- What you are asked to do: Every line containing the word "Servizi" needs to be found and copied.

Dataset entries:
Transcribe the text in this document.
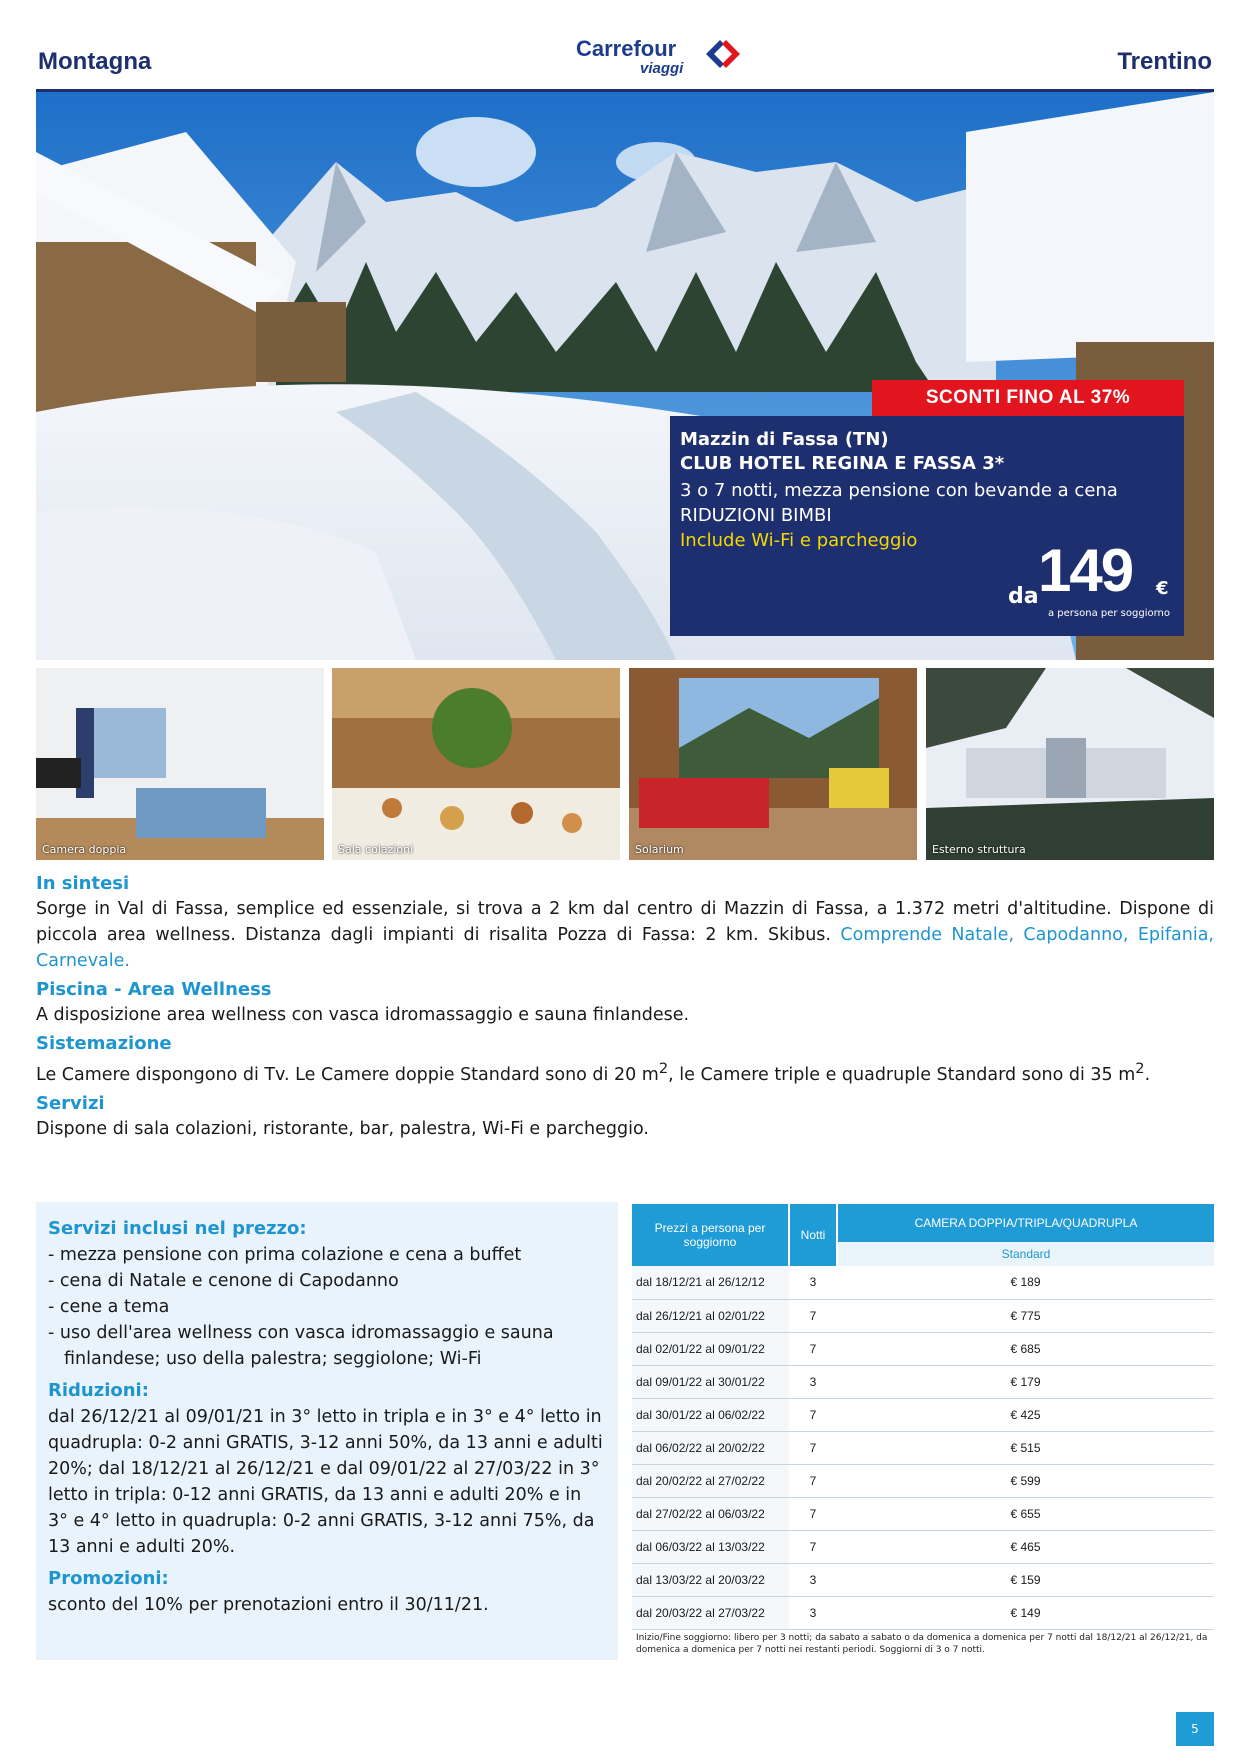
Montagna	Carrefour
viaggi	Trentino
SCONTI FINO AL 37%
Mazzin di Fassa (TN)
CLUB HOTEL REGINA E FASSA 3*
3 o 7 notti, mezza pensione con bevande a cena
RIDUZIONI BIMBI
Include Wi-Fi e parcheggio
da 149 €
a persona per soggiorno
Camera doppia	Sala colazioni	Solarium	Esterno struttura
In sintesi
Sorge in Val di Fassa, semplice ed essenziale, si trova a 2 km dal centro di Mazzin di Fassa, a 1.372 metri d'altitudine. Dispone di piccola area wellness. Distanza dagli impianti di risalita Pozza di Fassa: 2 km. Skibus. Comprende Natale, Capodanno, Epifania, Carnevale.
Piscina - Area Wellness
A disposizione area wellness con vasca idromassaggio e sauna finlandese.
Sistemazione
Le Camere dispongono di Tv. Le Camere doppie Standard sono di 20 $m^2$, le Camere triple e quadruple Standard sono di 35 $m^2$.
Servizi
Dispone di sala colazioni, ristorante, bar, palestra, Wi-Fi e parcheggio.
Servizi inclusi nel prezzo:
- mezza pensione con prima colazione e cena a buffet
- cena di Natale e cenone di Capodanno
- cene a tema
- uso dell'area wellness con vasca idromassaggio e sauna finlandese; uso della palestra; seggiolone; Wi-Fi
Riduzioni:
dal 26/12/21 al 09/01/21 in 3° letto in tripla e in 3° e 4° letto in quadrupla: 0-2 anni GRATIS, 3-12 anni 50%, da 13 anni e adulti 20%; dal 18/12/21 al 26/12/21 e dal 09/01/22 al 27/03/22 in 3° letto in tripla: 0-12 anni GRATIS, da 13 anni e adulti 20% e in 3° e 4° letto in quadrupla: 0-2 anni GRATIS, 3-12 anni 75%, da 13 anni e adulti 20%.
Promozioni:
sconto del 10% per prenotazioni entro il 30/11/21.
Prezzi a persona per soggiorno	Notti	CAMERA DOPPIA/TRIPLA/QUADRUPLA
		Standard
dal 18/12/21 al 26/12/12	3	€ 189
dal 26/12/21 al 02/01/22	7	€ 775
dal 02/01/22 al 09/01/22	7	€ 685
dal 09/01/22 al 30/01/22	3	€ 179
dal 30/01/22 al 06/02/22	7	€ 425
dal 06/02/22 al 20/02/22	7	€ 515
dal 20/02/22 al 27/02/22	7	€ 599
dal 27/02/22 al 06/03/22	7	€ 655
dal 06/03/22 al 13/03/22	7	€ 465
dal 13/03/22 al 20/03/22	3	€ 159
dal 20/03/22 al 27/03/22	3	€ 149
Inizio/Fine soggiorno: libero per 3 notti; da sabato a sabato o da domenica a domenica per 7 notti dal 18/12/21 al 26/12/21, da domenica a domenica per 7 notti nei restanti periodi. Soggiorni di 3 o 7 notti.
5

- Result:
Servizi
Servizi inclusi nel prezzo:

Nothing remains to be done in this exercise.